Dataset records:
★ ★ ★ ★

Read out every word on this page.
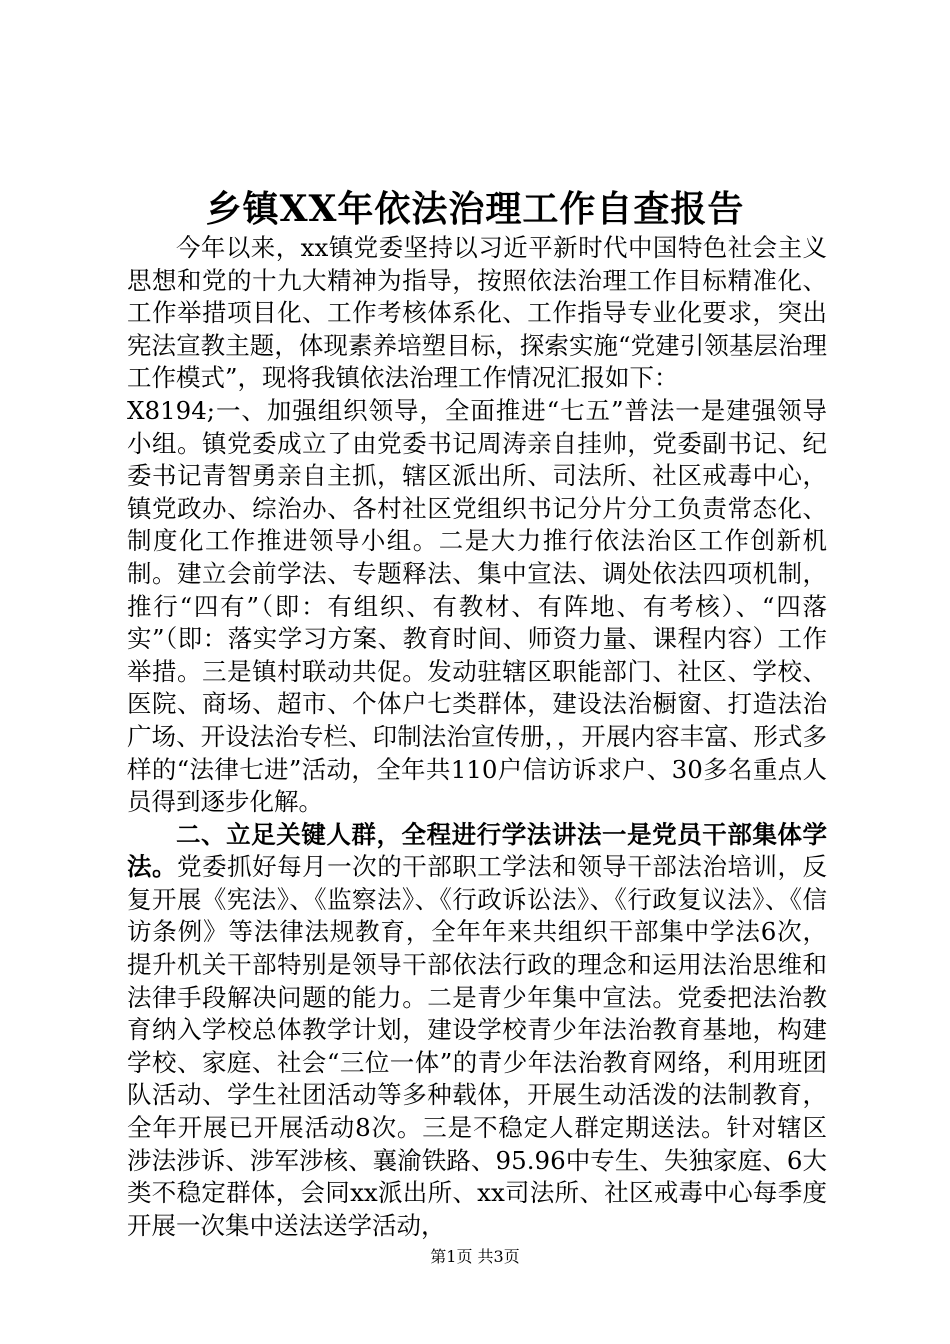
乡镇XX年依法治理工作自查报告

今年以来，xx镇党委坚持以习近平新时代中国特色社会主义思想和党的十九大精神为指导，按照依法治理工作目标精准化、工作举措项目化、工作考核体系化、工作指导专业化要求，突出宪法宣教主题，体现素养培塑目标，探索实施“党建引领基层治理工作模式”，现将我镇依法治理工作情况汇报如下：

X8194;一、加强组织领导，全面推进“七五”普法一是建强领导小组。镇党委成立了由党委书记周涛亲自挂帅，党委副书记、纪委书记青智勇亲自主抓，辖区派出所、司法所、社区戒毒中心，镇党政办、综治办、各村社区党组织书记分片分工负责常态化、制度化工作推进领导小组。二是大力推行依法治区工作创新机制。建立会前学法、专题释法、集中宣法、调处依法四项机制，推行“四有”（即：有组织、有教材、有阵地、有考核）、“四落实”（即：落实学习方案、教育时间、师资力量、课程内容）工作举措。三是镇村联动共促。发动驻辖区职能部门、社区、学校、医院、商场、超市、个体户七类群体，建设法治橱窗、打造法治广场、开设法治专栏、印制法治宣传册，，开展内容丰富、形式多样的“法律七进”活动，全年共110户信访诉求户、30多名重点人员得到逐步化解。

二、立足关键人群，全程进行学法讲法一是党员干部集体学法。党委抓好每月一次的干部职工学法和领导干部法治培训，反复开展《宪法》、《监察法》、《行政诉讼法》、《行政复议法》、《信访条例》等法律法规教育，全年年来共组织干部集中学法6次，提升机关干部特别是领导干部依法行政的理念和运用法治思维和法律手段解决问题的能力。二是青少年集中宣法。党委把法治教育纳入学校总体教学计划，建设学校青少年法治教育基地，构建学校、家庭、社会“三位一体”的青少年法治教育网络，利用班团队活动、学生社团活动等多种载体，开展生动活泼的法制教育，全年开展已开展活动8次。三是不稳定人群定期送法。针对辖区涉法涉诉、涉军涉核、襄渝铁路、95.96中专生、失独家庭、6大类不稳定群体，会同xx派出所、xx司法所、社区戒毒中心每季度开展一次集中送法送学活动，

第1页 共3页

★ ★ ★ ★

_What is expected:_ Every record above should be transcribed exactly; the pictures stay out of the copy.

_The completed task:_
Read out every word on this page.
乡镇XX年依法治理工作自查报告

今年以来，xx镇党委坚持以习近平新时代中国特色社会主义思想和党的十九大精神为指导，按照依法治理工作目标精准化、工作举措项目化、工作考核体系化、工作指导专业化要求，突出宪法宣教主题，体现素养培塑目标，探索实施“党建引领基层治理工作模式”，现将我镇依法治理工作情况汇报如下：

X8194;一、加强组织领导，全面推进“七五”普法一是建强领导小组。镇党委成立了由党委书记周涛亲自挂帅，党委副书记、纪委书记青智勇亲自主抓，辖区派出所、司法所、社区戒毒中心，镇党政办、综治办、各村社区党组织书记分片分工负责常态化、制度化工作推进领导小组。二是大力推行依法治区工作创新机制。建立会前学法、专题释法、集中宣法、调处依法四项机制，推行“四有”（即：有组织、有教材、有阵地、有考核）、“四落实”（即：落实学习方案、教育时间、师资力量、课程内容）工作举措。三是镇村联动共促。发动驻辖区职能部门、社区、学校、医院、商场、超市、个体户七类群体，建设法治橱窗、打造法治广场、开设法治专栏、印制法治宣传册，，开展内容丰富、形式多样的“法律七进”活动，全年共110户信访诉求户、30多名重点人员得到逐步化解。

二、立足关键人群，全程进行学法讲法一是党员干部集体学法。党委抓好每月一次的干部职工学法和领导干部法治培训，反复开展《宪法》、《监察法》、《行政诉讼法》、《行政复议法》、《信访条例》等法律法规教育，全年年来共组织干部集中学法6次，提升机关干部特别是领导干部依法行政的理念和运用法治思维和法律手段解决问题的能力。二是青少年集中宣法。党委把法治教育纳入学校总体教学计划，建设学校青少年法治教育基地，构建学校、家庭、社会“三位一体”的青少年法治教育网络，利用班团队活动、学生社团活动等多种载体，开展生动活泼的法制教育，全年开展已开展活动8次。三是不稳定人群定期送法。针对辖区涉法涉诉、涉军涉核、襄渝铁路、95.96中专生、失独家庭、6大类不稳定群体，会同xx派出所、xx司法所、社区戒毒中心每季度开展一次集中送法送学活动，

第1页 共3页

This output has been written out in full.